### Problem
Print the listing as it stands, omitting all images.

### Supplied records
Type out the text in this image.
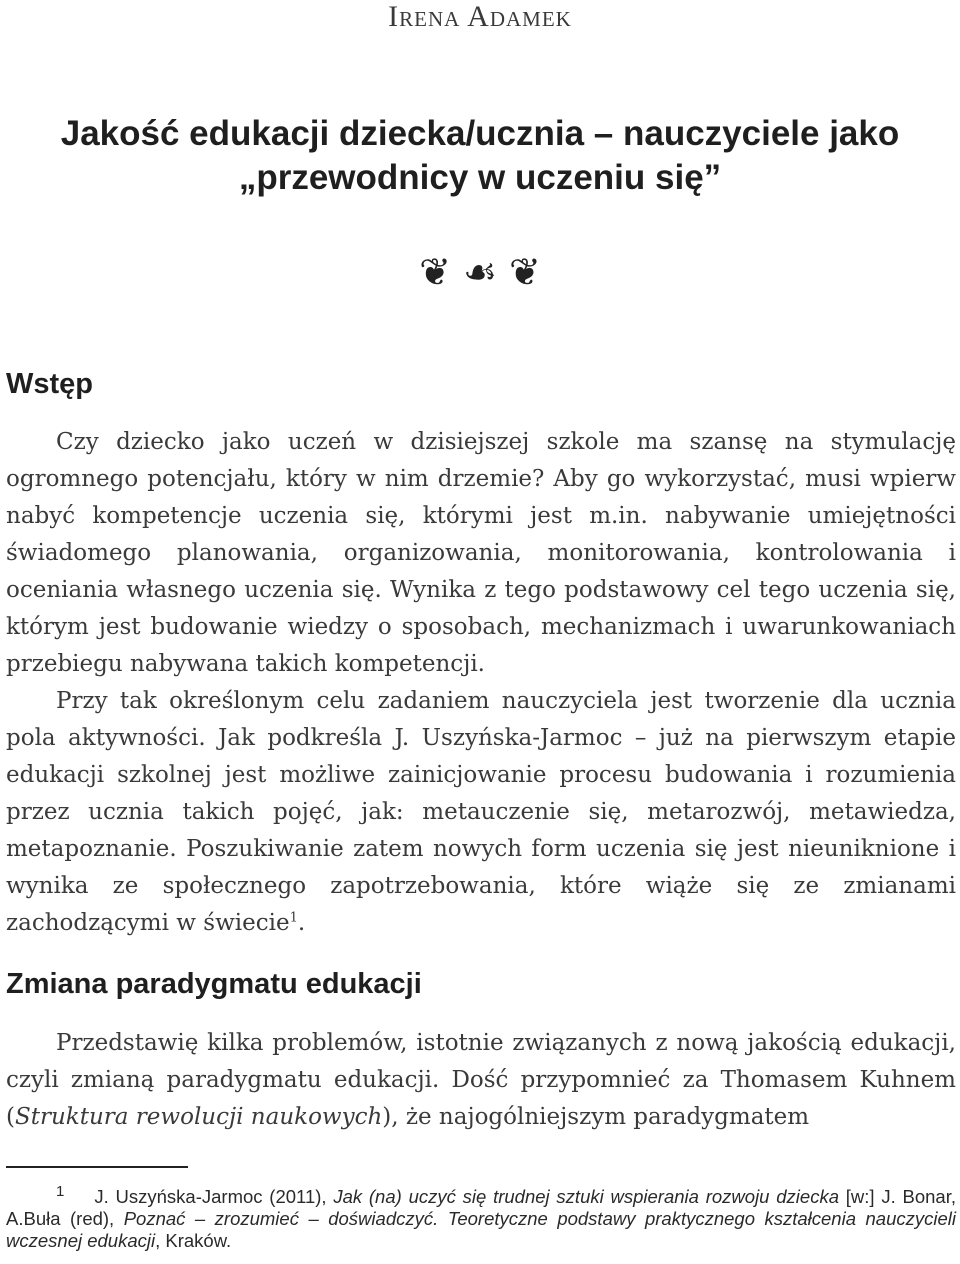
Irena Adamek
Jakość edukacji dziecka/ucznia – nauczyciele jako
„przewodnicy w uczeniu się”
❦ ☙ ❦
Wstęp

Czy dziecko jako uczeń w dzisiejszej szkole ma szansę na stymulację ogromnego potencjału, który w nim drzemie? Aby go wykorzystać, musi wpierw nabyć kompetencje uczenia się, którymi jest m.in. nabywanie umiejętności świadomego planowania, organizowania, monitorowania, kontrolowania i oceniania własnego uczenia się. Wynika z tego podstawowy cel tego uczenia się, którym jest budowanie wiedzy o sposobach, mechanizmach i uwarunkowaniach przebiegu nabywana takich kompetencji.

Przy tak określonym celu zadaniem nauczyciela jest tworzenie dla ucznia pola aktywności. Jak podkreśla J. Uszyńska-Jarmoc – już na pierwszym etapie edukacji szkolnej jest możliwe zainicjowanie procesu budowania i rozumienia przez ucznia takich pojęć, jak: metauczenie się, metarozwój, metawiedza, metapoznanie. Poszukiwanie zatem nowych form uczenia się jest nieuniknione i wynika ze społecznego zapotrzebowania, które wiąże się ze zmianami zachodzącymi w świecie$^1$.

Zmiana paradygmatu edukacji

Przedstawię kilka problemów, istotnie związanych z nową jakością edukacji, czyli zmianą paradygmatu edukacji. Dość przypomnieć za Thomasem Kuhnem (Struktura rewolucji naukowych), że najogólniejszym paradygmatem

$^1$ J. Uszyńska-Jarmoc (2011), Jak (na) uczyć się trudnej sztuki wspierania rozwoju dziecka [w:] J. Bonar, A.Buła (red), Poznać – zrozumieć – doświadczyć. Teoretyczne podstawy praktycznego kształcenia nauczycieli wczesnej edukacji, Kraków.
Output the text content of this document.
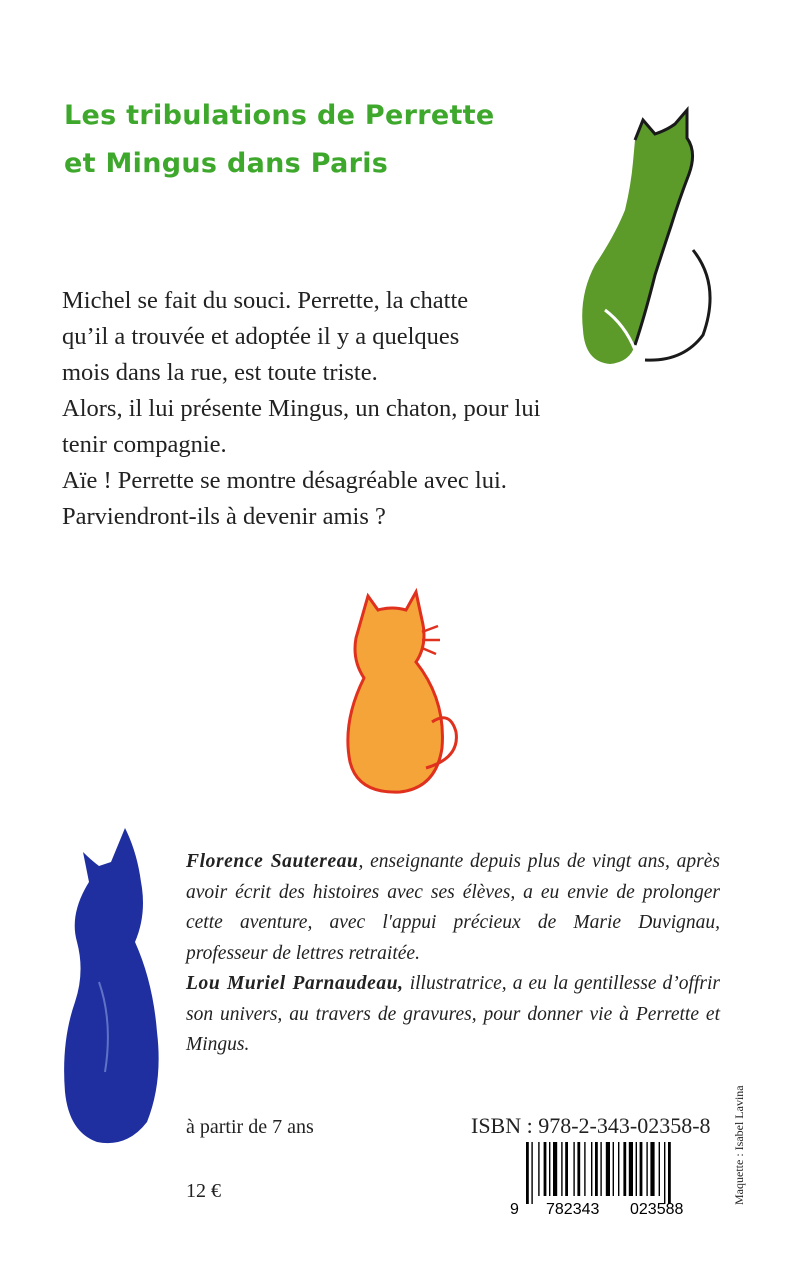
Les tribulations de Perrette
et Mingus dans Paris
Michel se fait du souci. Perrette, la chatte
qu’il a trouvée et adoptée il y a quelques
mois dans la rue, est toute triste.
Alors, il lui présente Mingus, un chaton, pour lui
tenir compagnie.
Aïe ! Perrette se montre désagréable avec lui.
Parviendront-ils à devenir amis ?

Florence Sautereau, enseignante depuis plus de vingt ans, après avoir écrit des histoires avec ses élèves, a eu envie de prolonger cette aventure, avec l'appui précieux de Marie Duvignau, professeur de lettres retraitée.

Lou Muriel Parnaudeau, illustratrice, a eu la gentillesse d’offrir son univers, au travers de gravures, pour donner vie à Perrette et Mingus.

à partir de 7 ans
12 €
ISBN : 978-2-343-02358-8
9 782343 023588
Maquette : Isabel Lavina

### Exercise response
Type out the text in this image.
Irena Adamek
Jakość edukacji dziecka/ucznia – nauczyciele jako
„przewodnicy w uczeniu się”
❦ ☙ ❦
Wstęp

Czy dziecko jako uczeń w dzisiejszej szkole ma szansę na stymulację ogromnego potencjału, który w nim drzemie? Aby go wykorzystać, musi wpierw nabyć kompetencje uczenia się, którymi jest m.in. nabywanie umiejętności świadomego planowania, organizowania, monitorowania, kontrolowania i oceniania własnego uczenia się. Wynika z tego podstawowy cel tego uczenia się, którym jest budowanie wiedzy o sposobach, mechanizmach i uwarunkowaniach przebiegu nabywana takich kompetencji.

Przy tak określonym celu zadaniem nauczyciela jest tworzenie dla ucznia pola aktywności. Jak podkreśla J. Uszyńska-Jarmoc – już na pierwszym etapie edukacji szkolnej jest możliwe zainicjowanie procesu budowania i rozumienia przez ucznia takich pojęć, jak: metauczenie się, metarozwój, metawiedza, metapoznanie. Poszukiwanie zatem nowych form uczenia się jest nieuniknione i wynika ze społecznego zapotrzebowania, które wiąże się ze zmianami zachodzącymi w świecie$^1$.

Zmiana paradygmatu edukacji

Przedstawię kilka problemów, istotnie związanych z nową jakością edukacji, czyli zmianą paradygmatu edukacji. Dość przypomnieć za Thomasem Kuhnem (Struktura rewolucji naukowych), że najogólniejszym paradygmatem

$^1$ J. Uszyńska-Jarmoc (2011), Jak (na) uczyć się trudnej sztuki wspierania rozwoju dziecka [w:] J. Bonar, A.Buła (red), Poznać – zrozumieć – doświadczyć. Teoretyczne podstawy praktycznego kształcenia nauczycieli wczesnej edukacji, Kraków.
Output the text content of this document.
Les tribulations de Perrette
et Mingus dans Paris
Michel se fait du souci. Perrette, la chatte
qu’il a trouvée et adoptée il y a quelques
mois dans la rue, est toute triste.
Alors, il lui présente Mingus, un chaton, pour lui
tenir compagnie.
Aïe ! Perrette se montre désagréable avec lui.
Parviendront-ils à devenir amis ?

Florence Sautereau, enseignante depuis plus de vingt ans, après avoir écrit des histoires avec ses élèves, a eu envie de prolonger cette aventure, avec l'appui précieux de Marie Duvignau, professeur de lettres retraitée.

Lou Muriel Parnaudeau, illustratrice, a eu la gentillesse d’offrir son univers, au travers de gravures, pour donner vie à Perrette et Mingus.

à partir de 7 ans
12 €
ISBN : 978-2-343-02358-8
9 782343 023588
Maquette : Isabel Lavina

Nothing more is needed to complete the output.